What follows is a set of records; restate each one word for word and drop the pictures.

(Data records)
%%

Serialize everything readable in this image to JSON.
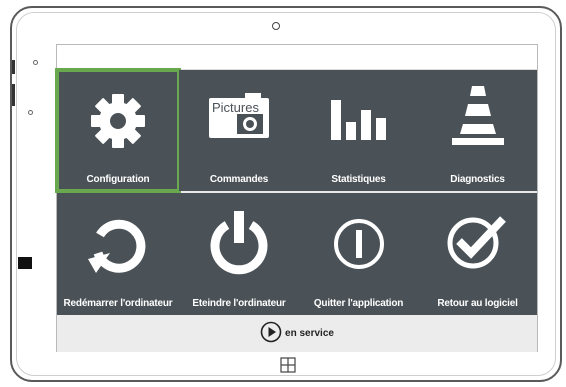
{
  "tiles": [
    {
      "label": "Configuration",
      "icon": "gear-icon"
    },
    {
      "label": "Commandes",
      "icon": "pictures-icon",
      "icon_text": "Pictures"
    },
    {
      "label": "Statistiques",
      "icon": "bar-chart-icon"
    },
    {
      "label": "Diagnostics",
      "icon": "traffic-cone-icon"
    },
    {
      "label": "Redémarrer l'ordinateur",
      "icon": "restart-icon"
    },
    {
      "label": "Eteindre l'ordinateur",
      "icon": "power-icon"
    },
    {
      "label": "Quitter l'application",
      "icon": "exit-icon"
    },
    {
      "label": "Retour au logiciel",
      "icon": "checkmark-icon"
    }
  ],
  "status": {
    "text": "en service",
    "icon": "play-icon"
  },
  "colors": {
    "tile": "#4b5257",
    "selected_outline": "#6aa84f",
    "status_bar": "#ececec"
  },
  "selected_tile": "Configuration"
}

%%

## [Exercise answer]
Serialize everything readable in this image to JSON.
{
  "tiles": [
    {
      "label": "Configuration",
      "icon": "gear-icon"
    },
    {
      "label": "Commandes",
      "icon": "pictures-icon",
      "icon_text": "Pictures"
    },
    {
      "label": "Statistiques",
      "icon": "bar-chart-icon"
    },
    {
      "label": "Diagnostics",
      "icon": "traffic-cone-icon"
    },
    {
      "label": "Redémarrer l'ordinateur",
      "icon": "restart-icon"
    },
    {
      "label": "Eteindre l'ordinateur",
      "icon": "power-icon"
    },
    {
      "label": "Quitter l'application",
      "icon": "exit-icon"
    },
    {
      "label": "Retour au logiciel",
      "icon": "checkmark-icon"
    }
  ],
  "status": {
    "text": "en service",
    "icon": "play-icon"
  },
  "colors": {
    "tile": "#4b5257",
    "selected_outline": "#6aa84f",
    "status_bar": "#ececec"
  },
  "selected_tile": "Configuration"
}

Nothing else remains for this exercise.